WHAT IS EXPECTED —
Copy out all of the material exactly.

ROWS —
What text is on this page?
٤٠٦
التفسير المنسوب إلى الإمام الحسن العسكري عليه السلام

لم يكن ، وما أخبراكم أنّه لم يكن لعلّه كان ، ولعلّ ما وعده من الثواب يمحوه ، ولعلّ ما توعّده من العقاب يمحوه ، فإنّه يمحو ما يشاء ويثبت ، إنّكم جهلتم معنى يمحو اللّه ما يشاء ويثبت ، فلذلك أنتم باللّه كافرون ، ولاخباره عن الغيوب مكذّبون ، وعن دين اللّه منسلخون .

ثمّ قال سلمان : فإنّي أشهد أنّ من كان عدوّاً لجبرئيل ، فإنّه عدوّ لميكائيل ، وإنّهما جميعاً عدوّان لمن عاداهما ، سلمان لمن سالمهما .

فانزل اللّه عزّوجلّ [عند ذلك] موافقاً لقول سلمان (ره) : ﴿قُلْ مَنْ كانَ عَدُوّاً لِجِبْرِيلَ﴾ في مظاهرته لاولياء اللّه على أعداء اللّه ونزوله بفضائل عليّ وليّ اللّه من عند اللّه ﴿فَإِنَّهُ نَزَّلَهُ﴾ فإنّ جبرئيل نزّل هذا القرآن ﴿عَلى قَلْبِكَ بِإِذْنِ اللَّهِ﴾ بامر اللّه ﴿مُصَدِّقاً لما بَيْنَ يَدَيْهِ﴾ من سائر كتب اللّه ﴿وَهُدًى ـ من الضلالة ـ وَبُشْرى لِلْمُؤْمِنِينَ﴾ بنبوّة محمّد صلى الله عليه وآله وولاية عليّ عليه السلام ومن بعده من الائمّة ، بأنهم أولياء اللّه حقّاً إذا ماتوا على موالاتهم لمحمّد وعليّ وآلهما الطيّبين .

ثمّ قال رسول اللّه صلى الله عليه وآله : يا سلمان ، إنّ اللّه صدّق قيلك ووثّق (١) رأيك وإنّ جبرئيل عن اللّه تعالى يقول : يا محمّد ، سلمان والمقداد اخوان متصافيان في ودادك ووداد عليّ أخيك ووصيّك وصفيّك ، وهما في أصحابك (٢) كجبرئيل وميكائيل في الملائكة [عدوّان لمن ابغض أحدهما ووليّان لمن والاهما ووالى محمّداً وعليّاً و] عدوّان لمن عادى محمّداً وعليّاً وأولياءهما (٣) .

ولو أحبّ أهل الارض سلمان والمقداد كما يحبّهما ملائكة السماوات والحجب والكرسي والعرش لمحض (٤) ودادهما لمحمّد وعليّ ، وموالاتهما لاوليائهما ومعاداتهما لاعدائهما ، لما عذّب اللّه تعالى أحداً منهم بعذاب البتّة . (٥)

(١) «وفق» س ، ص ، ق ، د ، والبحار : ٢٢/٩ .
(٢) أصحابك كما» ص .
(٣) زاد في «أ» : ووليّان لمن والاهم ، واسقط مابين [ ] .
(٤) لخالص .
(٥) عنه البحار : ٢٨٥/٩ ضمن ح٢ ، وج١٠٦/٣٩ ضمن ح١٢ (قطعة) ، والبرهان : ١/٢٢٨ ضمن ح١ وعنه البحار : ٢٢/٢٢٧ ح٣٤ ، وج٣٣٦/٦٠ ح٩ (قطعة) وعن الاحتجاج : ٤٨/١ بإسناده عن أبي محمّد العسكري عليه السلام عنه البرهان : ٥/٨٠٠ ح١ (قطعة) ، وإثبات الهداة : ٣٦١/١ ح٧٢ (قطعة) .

EXERCISE OUTPUT —
What text is on this page?
٤٠٦
التفسير المنسوب إلى الإمام الحسن العسكري عليه السلام

لم يكن ، وما أخبراكم أنّه لم يكن لعلّه كان ، ولعلّ ما وعده من الثواب يمحوه ، ولعلّ ما توعّده من العقاب يمحوه ، فإنّه يمحو ما يشاء ويثبت ، إنّكم جهلتم معنى يمحو اللّه ما يشاء ويثبت ، فلذلك أنتم باللّه كافرون ، ولاخباره عن الغيوب مكذّبون ، وعن دين اللّه منسلخون .

ثمّ قال سلمان : فإنّي أشهد أنّ من كان عدوّاً لجبرئيل ، فإنّه عدوّ لميكائيل ، وإنّهما جميعاً عدوّان لمن عاداهما ، سلمان لمن سالمهما .

فانزل اللّه عزّوجلّ [عند ذلك] موافقاً لقول سلمان (ره) : ﴿قُلْ مَنْ كانَ عَدُوّاً لِجِبْرِيلَ﴾ في مظاهرته لاولياء اللّه على أعداء اللّه ونزوله بفضائل عليّ وليّ اللّه من عند اللّه ﴿فَإِنَّهُ نَزَّلَهُ﴾ فإنّ جبرئيل نزّل هذا القرآن ﴿عَلى قَلْبِكَ بِإِذْنِ اللَّهِ﴾ بامر اللّه ﴿مُصَدِّقاً لما بَيْنَ يَدَيْهِ﴾ من سائر كتب اللّه ﴿وَهُدًى ـ من الضلالة ـ وَبُشْرى لِلْمُؤْمِنِينَ﴾ بنبوّة محمّد صلى الله عليه وآله وولاية عليّ عليه السلام ومن بعده من الائمّة ، بأنهم أولياء اللّه حقّاً إذا ماتوا على موالاتهم لمحمّد وعليّ وآلهما الطيّبين .

ثمّ قال رسول اللّه صلى الله عليه وآله : يا سلمان ، إنّ اللّه صدّق قيلك ووثّق (١) رأيك وإنّ جبرئيل عن اللّه تعالى يقول : يا محمّد ، سلمان والمقداد اخوان متصافيان في ودادك ووداد عليّ أخيك ووصيّك وصفيّك ، وهما في أصحابك (٢) كجبرئيل وميكائيل في الملائكة [عدوّان لمن ابغض أحدهما ووليّان لمن والاهما ووالى محمّداً وعليّاً و] عدوّان لمن عادى محمّداً وعليّاً وأولياءهما (٣) .

ولو أحبّ أهل الارض سلمان والمقداد كما يحبّهما ملائكة السماوات والحجب والكرسي والعرش لمحض (٤) ودادهما لمحمّد وعليّ ، وموالاتهما لاوليائهما ومعاداتهما لاعدائهما ، لما عذّب اللّه تعالى أحداً منهم بعذاب البتّة . (٥)

(١) «وفق» س ، ص ، ق ، د ، والبحار : ٢٢/٩ .
(٢) أصحابك كما» ص .
(٣) زاد في «أ» : ووليّان لمن والاهم ، واسقط مابين [ ] .
(٤) لخالص .
(٥) عنه البحار : ٢٨٥/٩ ضمن ح٢ ، وج١٠٦/٣٩ ضمن ح١٢ (قطعة) ، والبرهان : ١/٢٢٨ ضمن ح١ وعنه البحار : ٢٢/٢٢٧ ح٣٤ ، وج٣٣٦/٦٠ ح٩ (قطعة) وعن الاحتجاج : ٤٨/١ بإسناده عن أبي محمّد العسكري عليه السلام عنه البرهان : ٥/٨٠٠ ح١ (قطعة) ، وإثبات الهداة : ٣٦١/١ ح٧٢ (قطعة) .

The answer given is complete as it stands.